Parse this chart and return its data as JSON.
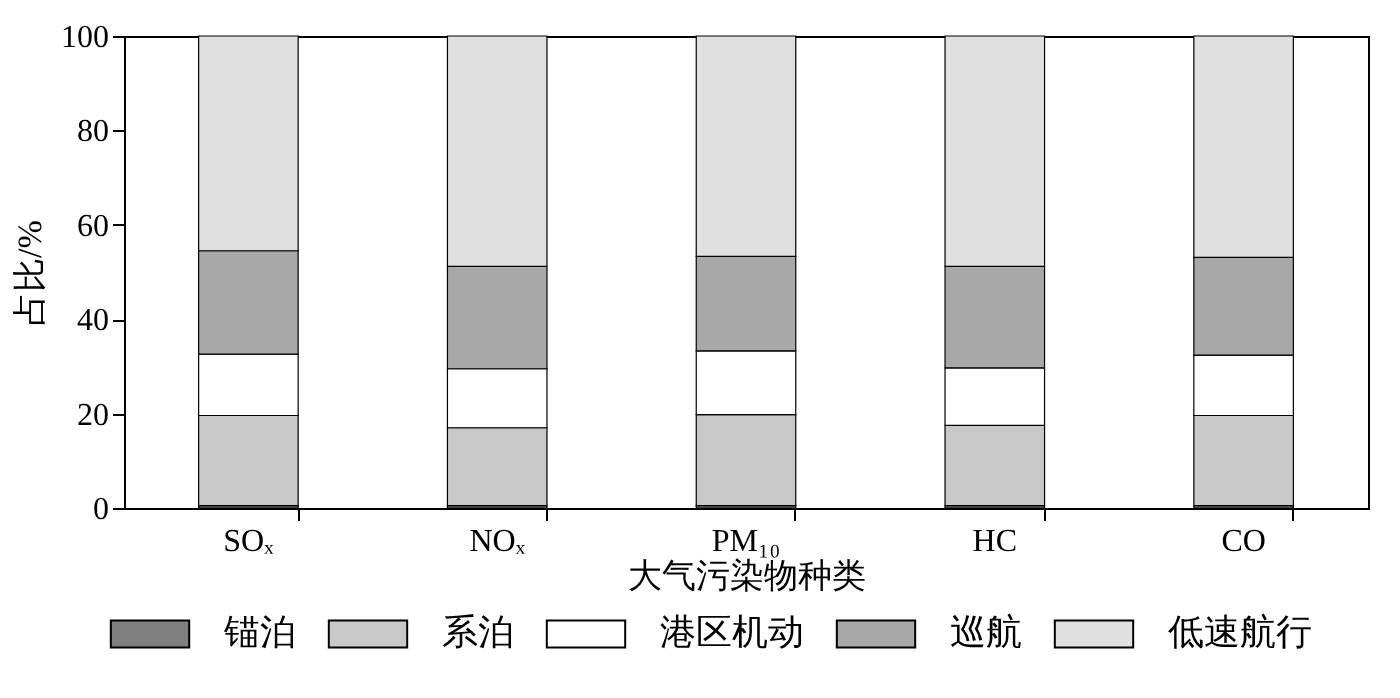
{
  "chart_data": {
    "type": "bar",
    "stacked": true,
    "xlabel": "大气污染物种类",
    "ylabel": "占比/%",
    "categories": [
      "SOₓ",
      "NOₓ",
      "PM₁₀",
      "HC",
      "CO"
    ],
    "series": [
      {
        "name": "锚泊",
        "color": "#808080",
        "values": [
          0.5,
          0.5,
          0.5,
          0.5,
          0.5
        ]
      },
      {
        "name": "系泊",
        "color": "#c8c8c8",
        "values": [
          19.1,
          16.5,
          19.3,
          17.0,
          19.1
        ]
      },
      {
        "name": "港区机动",
        "color": "#ffffff",
        "values": [
          13.0,
          12.5,
          13.5,
          12.2,
          12.8
        ]
      },
      {
        "name": "巡航",
        "color": "#a8a8a8",
        "values": [
          21.9,
          21.7,
          20.0,
          21.5,
          20.7
        ]
      },
      {
        "name": "低速航行",
        "color": "#e0e0e0",
        "values": [
          45.5,
          48.8,
          46.7,
          48.8,
          46.9
        ]
      }
    ],
    "ylim": [
      0,
      100
    ],
    "yticks": [
      0,
      20,
      40,
      60,
      80,
      100
    ],
    "grid": false,
    "legend": "bottom"
  }
}
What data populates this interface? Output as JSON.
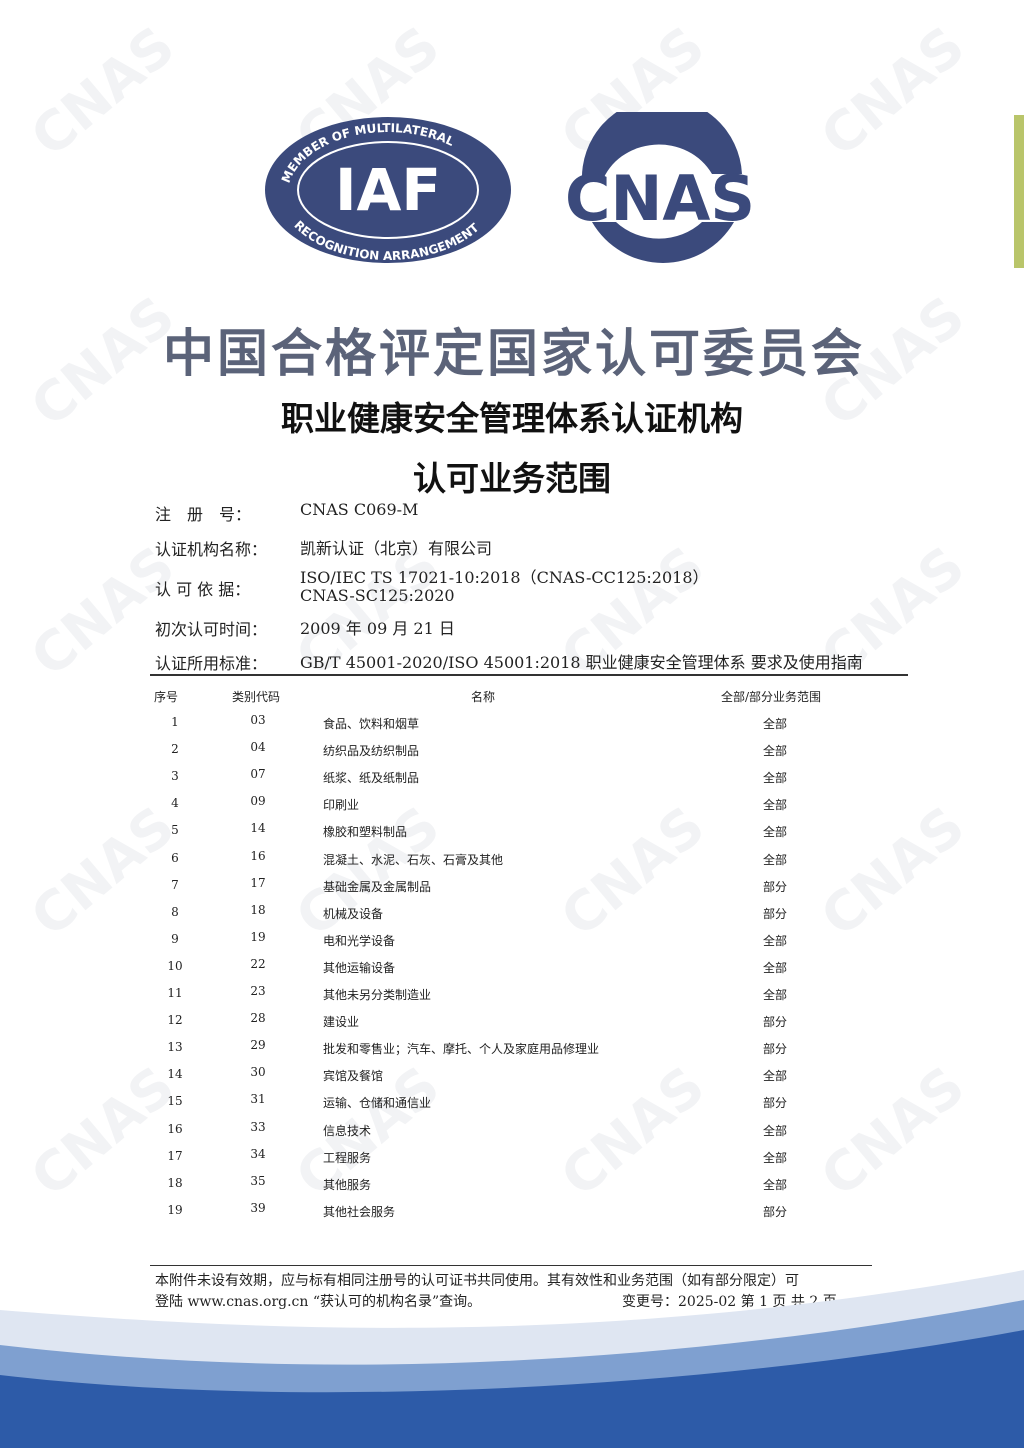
{
  "logos": {
    "iaf": {
      "text": "IAF",
      "ring_text": "MEMBER OF MULTILATERAL RECOGNITION ARRANGEMENT",
      "color": "#3b4a7c"
    },
    "cnas": {
      "text": "CNAS",
      "color": "#3b4a7c"
    }
  },
  "watermark": "CNAS",
  "title": "中国合格评定国家认可委员会",
  "subtitle1": "职业健康安全管理体系认证机构",
  "subtitle2": "认可业务范围",
  "info": [
    {
      "label": "注　册　号：",
      "value": "CNAS C069-M"
    },
    {
      "label": "认证机构名称：",
      "value": "凯新认证（北京）有限公司"
    },
    {
      "label": "认 可  依 据：",
      "value": "ISO/IEC TS 17021-10:2018（CNAS-CC125:2018）",
      "value2": "CNAS-SC125:2020"
    },
    {
      "label": "初次认可时间：",
      "value": "2009 年 09 月 21 日"
    },
    {
      "label": "认证所用标准：",
      "value": "GB/T 45001-2020/ISO 45001:2018  职业健康安全管理体系  要求及使用指南"
    }
  ],
  "table": {
    "headers": [
      "序号",
      "类别代码",
      "名称",
      "全部/部分业务范围"
    ],
    "rows": [
      [
        "1",
        "03",
        "食品、饮料和烟草",
        "全部"
      ],
      [
        "2",
        "04",
        "纺织品及纺织制品",
        "全部"
      ],
      [
        "3",
        "07",
        "纸浆、纸及纸制品",
        "全部"
      ],
      [
        "4",
        "09",
        "印刷业",
        "全部"
      ],
      [
        "5",
        "14",
        "橡胶和塑料制品",
        "全部"
      ],
      [
        "6",
        "16",
        "混凝土、水泥、石灰、石膏及其他",
        "全部"
      ],
      [
        "7",
        "17",
        "基础金属及金属制品",
        "部分"
      ],
      [
        "8",
        "18",
        "机械及设备",
        "部分"
      ],
      [
        "9",
        "19",
        "电和光学设备",
        "全部"
      ],
      [
        "10",
        "22",
        "其他运输设备",
        "全部"
      ],
      [
        "11",
        "23",
        "其他未另分类制造业",
        "全部"
      ],
      [
        "12",
        "28",
        "建设业",
        "部分"
      ],
      [
        "13",
        "29",
        "批发和零售业；汽车、摩托、个人及家庭用品修理业",
        "部分"
      ],
      [
        "14",
        "30",
        "宾馆及餐馆",
        "全部"
      ],
      [
        "15",
        "31",
        "运输、仓储和通信业",
        "部分"
      ],
      [
        "16",
        "33",
        "信息技术",
        "全部"
      ],
      [
        "17",
        "34",
        "工程服务",
        "全部"
      ],
      [
        "18",
        "35",
        "其他服务",
        "全部"
      ],
      [
        "19",
        "39",
        "其他社会服务",
        "部分"
      ]
    ]
  },
  "footer": {
    "line1": "本附件未设有效期，应与标有相同注册号的认可证书共同使用。其有效性和业务范围（如有部分限定）可",
    "line2": "登陆 www.cnas.org.cn “获认可的机构名录”查询。",
    "change": "变更号：2025-02  第 1 页  共 2 页"
  }
}
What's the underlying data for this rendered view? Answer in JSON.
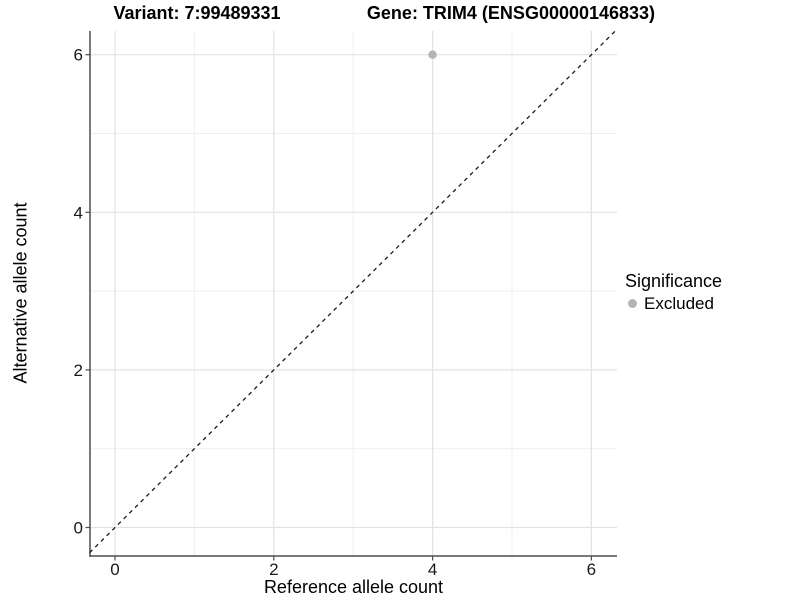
{
  "titles": {
    "left": "Variant: 7:99489331",
    "right": "Gene: TRIM4 (ENSG00000146833)"
  },
  "chart_data": {
    "type": "scatter",
    "title_left": "Variant: 7:99489331",
    "title_right": "Gene: TRIM4 (ENSG00000146833)",
    "xlabel": "Reference allele count",
    "ylabel": "Alternative allele count",
    "xticks": [
      0,
      2,
      4,
      6
    ],
    "yticks": [
      0,
      2,
      4,
      6
    ],
    "minor_gridlines": [
      1,
      3,
      5
    ],
    "xlim": [
      -0.32,
      6.33
    ],
    "ylim": [
      -0.36,
      6.3
    ],
    "grid": "major and minor, light gray on white panel",
    "points": [
      {
        "x": 4,
        "y": 6,
        "significance": "Excluded"
      }
    ],
    "point_color": "#b4b4b4",
    "reference_line": {
      "kind": "identity y=x",
      "style": "dashed",
      "color": "#1a1a1a"
    },
    "legend": {
      "title": "Significance",
      "position": "right",
      "items": [
        {
          "label": "Excluded",
          "color": "#b4b4b4"
        }
      ]
    },
    "colors": {
      "grid_major": "#e2e2e2",
      "grid_minor": "#eeeeee",
      "axis_line": "#4d4d4d",
      "tick_label": "#1a1a1a"
    }
  }
}
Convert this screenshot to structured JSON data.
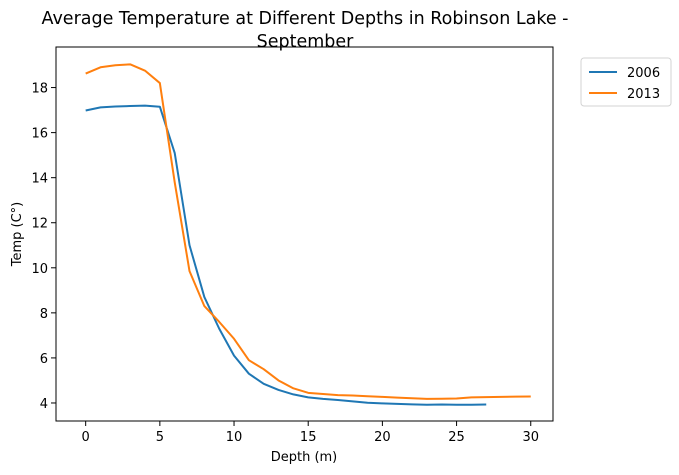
{
  "chart_data": {
    "type": "line",
    "title_lines": [
      "Average Temperature at Different Depths in Robinson Lake -",
      "September"
    ],
    "xlabel": "Depth (m)",
    "ylabel": "Temp (C°)",
    "xlim": [
      -2,
      31.5
    ],
    "ylim": [
      3.2,
      19.8
    ],
    "xticks": [
      0,
      5,
      10,
      15,
      20,
      25,
      30
    ],
    "yticks": [
      4,
      6,
      8,
      10,
      12,
      14,
      16,
      18
    ],
    "legend_position": "outside-top-right",
    "series": [
      {
        "name": "2006",
        "color": "#1f77b4",
        "x": [
          0,
          1,
          2,
          3,
          4,
          5,
          6,
          7,
          8,
          9,
          10,
          11,
          12,
          13,
          14,
          15,
          16,
          17,
          18,
          19,
          20,
          21,
          22,
          23,
          24,
          25,
          26,
          27
        ],
        "y": [
          16.98,
          17.12,
          17.16,
          17.18,
          17.2,
          17.15,
          15.1,
          11.0,
          8.7,
          7.3,
          6.1,
          5.3,
          4.85,
          4.58,
          4.38,
          4.25,
          4.18,
          4.13,
          4.07,
          4.01,
          3.98,
          3.96,
          3.94,
          3.92,
          3.93,
          3.92,
          3.92,
          3.93
        ]
      },
      {
        "name": "2013",
        "color": "#ff7f0e",
        "x": [
          0,
          1,
          2,
          3,
          4,
          5,
          6,
          7,
          8,
          9,
          10,
          11,
          12,
          13,
          14,
          15,
          16,
          17,
          18,
          19,
          20,
          21,
          22,
          23,
          24,
          25,
          26,
          27,
          28,
          29,
          30
        ],
        "y": [
          18.62,
          18.9,
          18.99,
          19.03,
          18.75,
          18.2,
          13.8,
          9.85,
          8.3,
          7.6,
          6.85,
          5.9,
          5.5,
          5.0,
          4.65,
          4.45,
          4.4,
          4.35,
          4.33,
          4.3,
          4.27,
          4.24,
          4.21,
          4.18,
          4.19,
          4.2,
          4.25,
          4.26,
          4.27,
          4.28,
          4.29
        ]
      }
    ]
  }
}
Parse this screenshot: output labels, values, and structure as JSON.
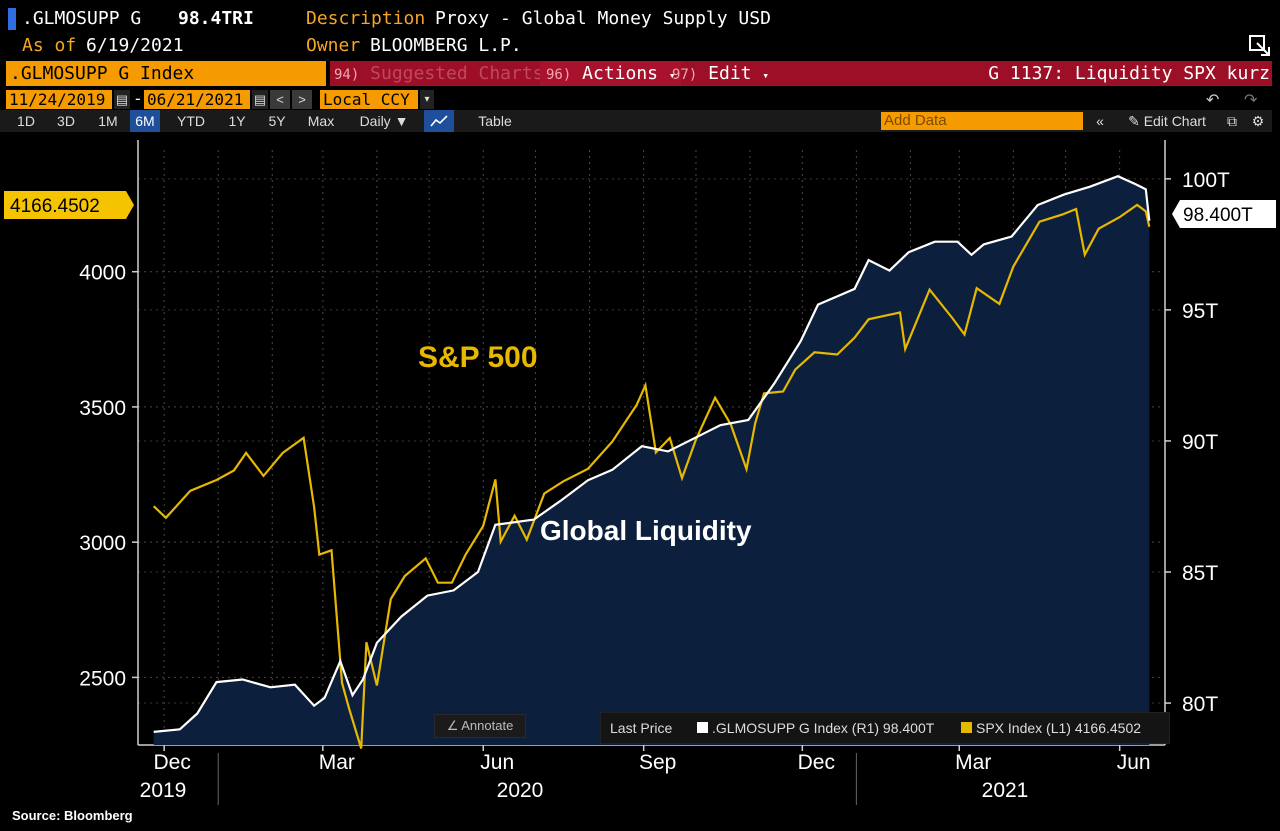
{
  "header": {
    "ticker": ".GLMOSUPP G",
    "value": "98.4TRI",
    "as_of_label": "As of",
    "as_of_date": "6/19/2021",
    "description_label": "Description",
    "description_value": "Proxy - Global Money Supply USD",
    "owner_label": "Owner",
    "owner_value": "BLOOMBERG L.P."
  },
  "toolbar": {
    "security": ".GLMOSUPP G Index",
    "suggested_num": "94)",
    "suggested_label": "Suggested Charts",
    "actions_num": "96)",
    "actions_label": "Actions",
    "edit_num": "97)",
    "edit_label": "Edit",
    "chart_title": "G 1137: Liquidity SPX kurz"
  },
  "daterow": {
    "start": "11/24/2019",
    "sep": "-",
    "end": "06/21/2021",
    "currency": "Local CCY"
  },
  "ranges": [
    "1D",
    "3D",
    "1M",
    "6M",
    "YTD",
    "1Y",
    "5Y",
    "Max"
  ],
  "active_range": "6M",
  "frequency": "Daily",
  "table_label": "Table",
  "add_data_placeholder": "Add Data",
  "edit_chart_label": "Edit Chart",
  "annotate_label": "Annotate",
  "source": "Source: Bloomberg",
  "chart_data": {
    "type": "line",
    "x_tick_labels": [
      "Dec",
      "Mar",
      "Jun",
      "Sep",
      "Dec",
      "Mar",
      "Jun"
    ],
    "year_labels": [
      "2019",
      "2020",
      "2021"
    ],
    "left_axis": {
      "ticks": [
        2500,
        3000,
        3500,
        4000
      ],
      "range": [
        2250,
        4450
      ]
    },
    "right_axis": {
      "ticks": [
        "80T",
        "85T",
        "90T",
        "95T",
        "100T"
      ],
      "tick_values": [
        80,
        85,
        90,
        95,
        100
      ],
      "range": [
        78.4,
        101.1
      ]
    },
    "annotations": {
      "sp500": "S&P 500",
      "liquidity": "Global Liquidity"
    },
    "last_price_left": "4166.4502",
    "last_price_right": "98.400T",
    "legend": {
      "title": "Last Price",
      "items": [
        {
          "name": ".GLMOSUPP G Index",
          "axis": "(R1)",
          "value": "98.400T",
          "color": "#ffffff"
        },
        {
          "name": "SPX Index",
          "axis": "(L1)",
          "value": "4166.4502",
          "color": "#e6b800"
        }
      ]
    },
    "series": [
      {
        "name": "SPX Index",
        "axis": "left",
        "color": "#e6b800",
        "points": [
          [
            "2019-11-25",
            3133
          ],
          [
            "2019-12-02",
            3090
          ],
          [
            "2019-12-16",
            3190
          ],
          [
            "2019-12-31",
            3230
          ],
          [
            "2020-01-10",
            3265
          ],
          [
            "2020-01-17",
            3330
          ],
          [
            "2020-01-27",
            3245
          ],
          [
            "2020-02-07",
            3330
          ],
          [
            "2020-02-19",
            3386
          ],
          [
            "2020-02-25",
            3130
          ],
          [
            "2020-02-28",
            2954
          ],
          [
            "2020-03-06",
            2970
          ],
          [
            "2020-03-12",
            2480
          ],
          [
            "2020-03-16",
            2386
          ],
          [
            "2020-03-23",
            2237
          ],
          [
            "2020-03-26",
            2630
          ],
          [
            "2020-04-01",
            2470
          ],
          [
            "2020-04-09",
            2790
          ],
          [
            "2020-04-17",
            2875
          ],
          [
            "2020-04-29",
            2940
          ],
          [
            "2020-05-06",
            2850
          ],
          [
            "2020-05-14",
            2850
          ],
          [
            "2020-05-22",
            2955
          ],
          [
            "2020-06-01",
            3060
          ],
          [
            "2020-06-08",
            3232
          ],
          [
            "2020-06-11",
            3002
          ],
          [
            "2020-06-19",
            3098
          ],
          [
            "2020-06-26",
            3009
          ],
          [
            "2020-07-06",
            3180
          ],
          [
            "2020-07-17",
            3225
          ],
          [
            "2020-07-31",
            3271
          ],
          [
            "2020-08-14",
            3372
          ],
          [
            "2020-08-28",
            3508
          ],
          [
            "2020-09-02",
            3580
          ],
          [
            "2020-09-08",
            3332
          ],
          [
            "2020-09-16",
            3385
          ],
          [
            "2020-09-23",
            3237
          ],
          [
            "2020-10-01",
            3380
          ],
          [
            "2020-10-12",
            3534
          ],
          [
            "2020-10-21",
            3435
          ],
          [
            "2020-10-30",
            3270
          ],
          [
            "2020-11-04",
            3440
          ],
          [
            "2020-11-09",
            3550
          ],
          [
            "2020-11-20",
            3557
          ],
          [
            "2020-11-27",
            3638
          ],
          [
            "2020-12-08",
            3702
          ],
          [
            "2020-12-21",
            3694
          ],
          [
            "2020-12-31",
            3756
          ],
          [
            "2021-01-08",
            3824
          ],
          [
            "2021-01-26",
            3849
          ],
          [
            "2021-01-29",
            3714
          ],
          [
            "2021-02-12",
            3934
          ],
          [
            "2021-02-25",
            3829
          ],
          [
            "2021-03-04",
            3768
          ],
          [
            "2021-03-11",
            3939
          ],
          [
            "2021-03-24",
            3881
          ],
          [
            "2021-04-01",
            4019
          ],
          [
            "2021-04-16",
            4185
          ],
          [
            "2021-04-29",
            4211
          ],
          [
            "2021-05-07",
            4232
          ],
          [
            "2021-05-12",
            4063
          ],
          [
            "2021-05-20",
            4159
          ],
          [
            "2021-06-01",
            4202
          ],
          [
            "2021-06-11",
            4247
          ],
          [
            "2021-06-16",
            4223
          ],
          [
            "2021-06-18",
            4166
          ]
        ]
      },
      {
        "name": ".GLMOSUPP G Index",
        "axis": "right",
        "color": "#ffffff",
        "points": [
          [
            "2019-11-25",
            78.9
          ],
          [
            "2019-12-10",
            79.0
          ],
          [
            "2019-12-20",
            79.6
          ],
          [
            "2019-12-31",
            80.8
          ],
          [
            "2020-01-15",
            80.9
          ],
          [
            "2020-01-31",
            80.6
          ],
          [
            "2020-02-14",
            80.7
          ],
          [
            "2020-02-25",
            79.9
          ],
          [
            "2020-03-02",
            80.2
          ],
          [
            "2020-03-11",
            81.6
          ],
          [
            "2020-03-18",
            80.3
          ],
          [
            "2020-03-24",
            80.9
          ],
          [
            "2020-04-01",
            82.3
          ],
          [
            "2020-04-15",
            83.3
          ],
          [
            "2020-04-30",
            84.1
          ],
          [
            "2020-05-15",
            84.3
          ],
          [
            "2020-05-29",
            85.0
          ],
          [
            "2020-06-08",
            86.8
          ],
          [
            "2020-06-30",
            87.0
          ],
          [
            "2020-07-15",
            87.7
          ],
          [
            "2020-07-31",
            88.5
          ],
          [
            "2020-08-14",
            88.9
          ],
          [
            "2020-08-31",
            89.8
          ],
          [
            "2020-09-15",
            89.6
          ],
          [
            "2020-09-30",
            90.1
          ],
          [
            "2020-10-15",
            90.6
          ],
          [
            "2020-10-31",
            90.8
          ],
          [
            "2020-11-15",
            92.2
          ],
          [
            "2020-11-30",
            93.8
          ],
          [
            "2020-12-10",
            95.2
          ],
          [
            "2020-12-31",
            95.8
          ],
          [
            "2021-01-08",
            96.9
          ],
          [
            "2021-01-20",
            96.5
          ],
          [
            "2021-01-31",
            97.2
          ],
          [
            "2021-02-15",
            97.6
          ],
          [
            "2021-02-28",
            97.6
          ],
          [
            "2021-03-08",
            97.1
          ],
          [
            "2021-03-15",
            97.5
          ],
          [
            "2021-03-31",
            97.8
          ],
          [
            "2021-04-15",
            99.0
          ],
          [
            "2021-04-30",
            99.4
          ],
          [
            "2021-05-15",
            99.7
          ],
          [
            "2021-05-31",
            100.1
          ],
          [
            "2021-06-10",
            99.8
          ],
          [
            "2021-06-16",
            99.6
          ],
          [
            "2021-06-18",
            98.4
          ]
        ]
      }
    ]
  }
}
────────────────────────────────────────
Report how many lines hold the string "What", giving the number and nothing else.

▸ Response for this exercise:
2